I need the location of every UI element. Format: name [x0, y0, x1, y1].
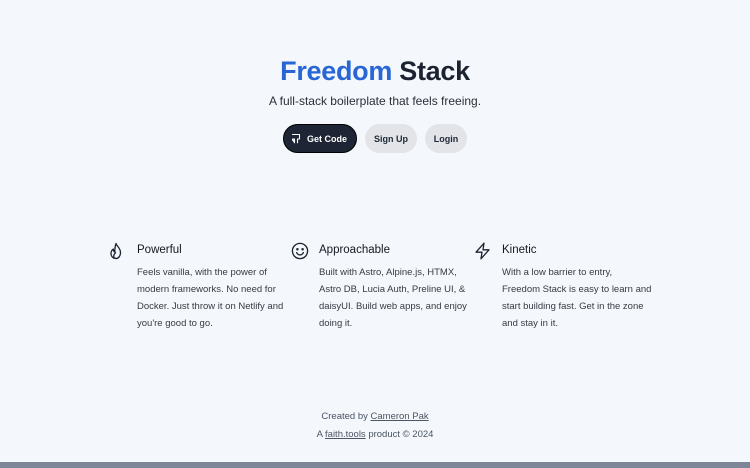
github-icon	[291, 133, 301, 144]
footer-product-suffix: product © 2024	[368, 429, 434, 440]
faith-tools-link[interactable]: faith.tools	[325, 429, 366, 440]
sign-up-button[interactable]: Sign Up	[365, 124, 417, 153]
feature-description: Built with Astro, Alpine.js, HTMX, Astro…	[319, 267, 467, 329]
feature-title: Kinetic	[502, 244, 537, 256]
hero-title-accent: Freedom	[280, 56, 393, 86]
get-code-button[interactable]: Get Code	[283, 124, 357, 153]
flame-icon	[109, 242, 127, 260]
footer-product: A faith.tools product © 2024	[0, 426, 750, 444]
feature-description: With a low barrier to entry, Freedom Sta…	[502, 267, 652, 329]
lightning-icon	[474, 242, 492, 260]
page: Freedom Stack A full-stack boilerplate t…	[0, 0, 750, 462]
hero-actions: Get Code Sign Up Login	[0, 124, 750, 153]
get-code-label: Get Code	[306, 133, 347, 144]
hero-title-rest: Stack	[399, 56, 470, 86]
feature-title: Approachable	[319, 244, 390, 256]
hero: Freedom Stack A full-stack boilerplate t…	[0, 54, 750, 153]
login-button[interactable]: Login	[425, 124, 467, 153]
footer-created-by: Created by	[321, 411, 368, 422]
smiley-icon	[291, 242, 309, 260]
footer-a-prefix: A	[316, 429, 323, 440]
footer-credit: Created by Cameron Pak	[0, 408, 750, 426]
feature-title: Powerful	[137, 244, 182, 256]
hero-subtitle: A full-stack boilerplate that feels free…	[268, 94, 482, 108]
feature-description: Feels vanilla, with the power of modern …	[137, 267, 284, 329]
footer: Created by Cameron Pak A faith.tools pro…	[0, 408, 750, 444]
window-bottom-edge	[0, 462, 750, 468]
author-link[interactable]: Cameron Pak	[371, 411, 429, 422]
hero-title: Freedom Stack	[0, 54, 750, 88]
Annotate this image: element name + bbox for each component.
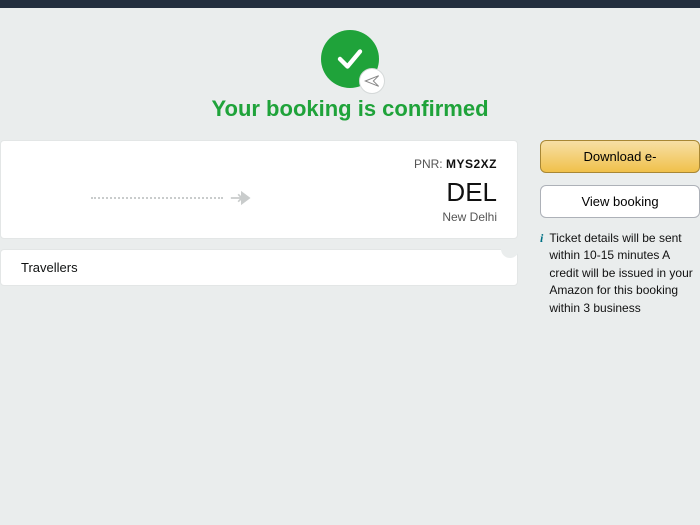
destination-city: New Delhi bbox=[21, 210, 497, 224]
view-booking-button[interactable]: View booking bbox=[540, 185, 700, 218]
top-nav-bar bbox=[0, 0, 700, 8]
info-icon: i bbox=[540, 230, 543, 317]
flight-summary-card: PNR: MYS2XZ DEL New Delhi bbox=[0, 140, 518, 239]
airplane-icon bbox=[364, 73, 380, 89]
travellers-label: Travellers bbox=[21, 260, 78, 275]
confirmation-header: Your booking is confirmed bbox=[0, 8, 700, 140]
pnr-value: MYS2XZ bbox=[446, 157, 497, 171]
airplane-badge-icon bbox=[359, 68, 385, 94]
checkmark-icon bbox=[335, 44, 365, 74]
notice-text: Ticket details will be sent within 10-15… bbox=[549, 230, 700, 317]
success-check-icon bbox=[321, 30, 379, 88]
travellers-card[interactable]: Travellers bbox=[0, 249, 518, 286]
pnr-label: PNR: bbox=[414, 157, 443, 171]
ticket-info-notice: i Ticket details will be sent within 10-… bbox=[540, 230, 700, 317]
download-eticket-button[interactable]: Download e- bbox=[540, 140, 700, 173]
route-plane-icon bbox=[229, 187, 251, 209]
flight-route bbox=[91, 189, 251, 209]
pnr-line: PNR: MYS2XZ bbox=[21, 157, 497, 171]
confirmation-title: Your booking is confirmed bbox=[0, 96, 700, 122]
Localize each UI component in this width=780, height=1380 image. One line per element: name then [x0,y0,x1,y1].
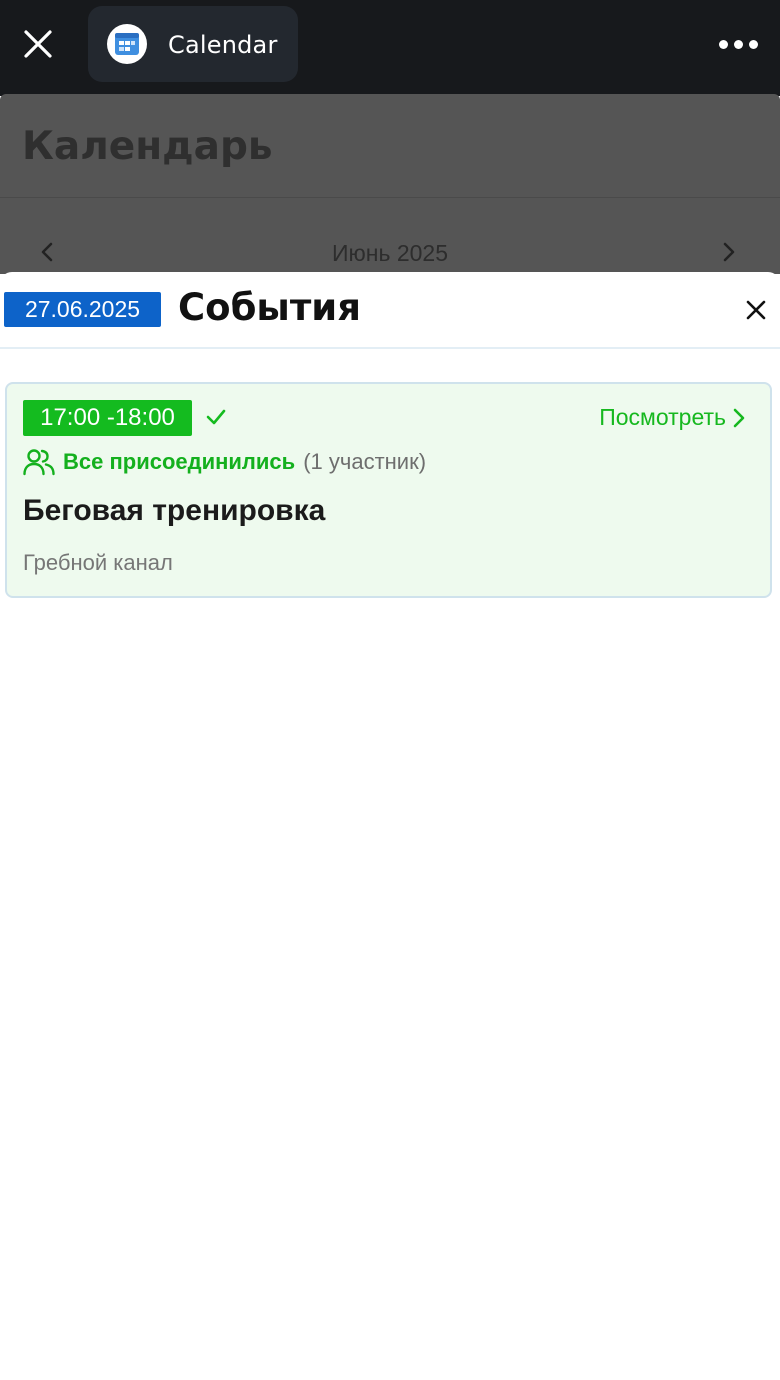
time-badge: 17:00 -18:00 [23,400,192,436]
app-title: Calendar [168,31,278,59]
joined-status: Все присоединились [63,449,296,474]
date-badge: 27.06.2025 [4,292,161,327]
event-location: Гребной канал [23,550,173,575]
chevron-right-icon[interactable] [716,240,740,264]
participant-count: (1 участник) [303,449,427,474]
sheet-title: События [178,286,361,329]
event-title: Беговая тренировка [23,494,326,527]
participants-row: Все присоединились (1 участник) [23,448,426,476]
events-sheet: 27.06.2025 События 17:00 -18:00 Посмотре… [0,272,780,1380]
chevron-right-icon [733,408,745,427]
close-icon[interactable] [16,22,60,66]
checkmark-icon [205,406,227,428]
background-calendar-page: Календарь Июнь 2025 [0,94,780,274]
page-title: Календарь [22,124,273,169]
chevron-left-icon[interactable] [36,240,60,264]
more-dots-icon[interactable] [710,22,766,66]
close-icon[interactable] [740,294,772,326]
app-chip[interactable]: Calendar [88,6,298,82]
month-label: Июнь 2025 [331,240,449,266]
divider [0,197,780,198]
sheet-header: 27.06.2025 События [0,272,780,349]
people-icon [23,449,55,476]
view-link-label: Посмотреть [599,404,726,430]
calendar-app-icon [107,24,147,64]
top-bar: Calendar [0,0,780,96]
view-event-link[interactable]: Посмотреть [599,404,746,431]
event-card[interactable]: 17:00 -18:00 Посмотреть Все присоединили… [5,382,772,598]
.....
Arrange every line of the records above as a numbered list, leaving out blank lines and the pictures.

## The reply:
1. I need the location of every UI element. Format: name [x0, y0, x1, y1].
2. github-icon	[291, 133, 301, 144]
3. footer-product-suffix: product © 2024	[368, 429, 434, 440]
4. faith-tools-link[interactable]: faith.tools	[325, 429, 366, 440]
5. sign-up-button[interactable]: Sign Up	[365, 124, 417, 153]
6. feature-description: Built with Astro, Alpine.js, HTMX, Astro…	[319, 267, 467, 329]
7. feature-title: Kinetic	[502, 244, 537, 256]
8. hero-title-accent: Freedom	[280, 56, 393, 86]
9. get-code-button[interactable]: Get Code	[283, 124, 357, 153]
10. flame-icon	[109, 242, 127, 260]
11. footer-product: A faith.tools product © 2024	[0, 426, 750, 444]
12. feature-description: With a low barrier to entry, Freedom Sta…	[502, 267, 652, 329]
13. lightning-icon	[474, 242, 492, 260]
14. page: Freedom Stack A full-stack boilerplate t…	[0, 0, 750, 462]
15. hero-actions: Get Code Sign Up Login	[0, 124, 750, 153]
16. get-code-label: Get Code	[306, 133, 347, 144]
17. hero-title-rest: Stack	[399, 56, 470, 86]
18. feature-title: Approachable	[319, 244, 390, 256]
19. hero: Freedom Stack A full-stack boilerplate t…	[0, 54, 750, 153]
20. login-button[interactable]: Login	[425, 124, 467, 153]
21. footer-created-by: Created by	[321, 411, 368, 422]
22. smiley-icon	[291, 242, 309, 260]
23. footer-a-prefix: A	[316, 429, 323, 440]
24. footer-credit: Created by Cameron Pak	[0, 408, 750, 426]
25. feature-title: Powerful	[137, 244, 182, 256]
26. hero-subtitle: A full-stack boilerplate that feels free…	[268, 94, 482, 108]
27. feature-description: Feels vanilla, with the power of modern …	[137, 267, 284, 329]
28. footer: Created by Cameron Pak A faith.tools pro…	[0, 408, 750, 444]
29. window-bottom-edge	[0, 462, 750, 468]
30. author-link[interactable]: Cameron Pak	[371, 411, 429, 422]
31. hero-title: Freedom Stack	[0, 54, 750, 88]
32. Annotate this image: element name + bbox for each component.
33. destination-city: New Delhi bbox=[21, 210, 497, 224]
34. view-booking-button[interactable]: View booking bbox=[540, 185, 700, 218]
35. top-nav-bar bbox=[0, 0, 700, 8]
36. info-icon: i bbox=[540, 230, 543, 317]
37. flight-summary-card: PNR: MYS2XZ DEL New Delhi bbox=[0, 140, 518, 239]
38. airplane-icon bbox=[364, 73, 380, 89]
39. travellers-label: Travellers bbox=[21, 260, 78, 275]
40. confirmation-header: Your booking is confirmed bbox=[0, 8, 700, 140]
41. pnr-value: MYS2XZ bbox=[446, 157, 497, 171]
42. airplane-badge-icon bbox=[359, 68, 385, 94]
43. checkmark-icon bbox=[335, 44, 365, 74]
44. notice-text: Ticket details will be sent within 10-15… bbox=[549, 230, 700, 317]
45. success-check-icon bbox=[321, 30, 379, 88]
46. travellers-card[interactable]: Travellers bbox=[0, 249, 518, 286]
47. pnr-label: PNR: bbox=[414, 157, 443, 171]
48. ticket-info-notice: i Ticket details will be sent within 10-… bbox=[540, 230, 700, 317]
49. download-eticket-button[interactable]: Download e- bbox=[540, 140, 700, 173]
50. route-plane-icon bbox=[229, 187, 251, 209]
51. flight-route bbox=[91, 189, 251, 209]
52. pnr-line: PNR: MYS2XZ bbox=[21, 157, 497, 171]
53. confirmation-title: Your booking is confirmed bbox=[0, 96, 700, 122]
54. Localize each UI component in this width=780, height=1380 image. One line per element: name then [x0,y0,x1,y1].
55. time-badge: 17:00 -18:00 [23,400,192,436]
56. app-title: Calendar [168,31,278,59]
57. joined-status: Все присоединились [63,449,296,474]
58. date-badge: 27.06.2025 [4,292,161,327]
59. event-location: Гребной канал [23,550,173,575]
60. chevron-right-icon[interactable] [716,240,740,264]
61. participant-count: (1 участник) [303,449,427,474]
62. sheet-title: События [178,286,361,329]
63. event-title: Беговая тренировка [23,494,326,527]
64. participants-row: Все присоединились (1 участник) [23,448,426,476]
65. events-sheet: 27.06.2025 События 17:00 -18:00 Посмотре… [0,272,780,1380]
66. chevron-right-icon [733,408,745,427]
67. close-icon[interactable] [16,22,60,66]
68. checkmark-icon [205,406,227,428]
69. background-calendar-page: Календарь Июнь 2025 [0,94,780,274]
70. page-title: Календарь [22,124,273,169]
71. chevron-left-icon[interactable] [36,240,60,264]
72. more-dots-icon[interactable] [710,22,766,66]
73. close-icon[interactable] [740,294,772,326]
74. app-chip[interactable]: Calendar [88,6,298,82]
75. month-label: Июнь 2025 [331,240,449,266]
76. divider [0,197,780,198]
77. sheet-header: 27.06.2025 События [0,272,780,349]
78. people-icon [23,449,55,476]
79. view-link-label: Посмотреть [599,404,726,430]
80. calendar-app-icon [107,24,147,64]
81. top-bar: Calendar [0,0,780,96]
82. view-event-link[interactable]: Посмотреть [599,404,746,431]
83. event-card[interactable]: 17:00 -18:00 Посмотреть Все присоединили… [5,382,772,598]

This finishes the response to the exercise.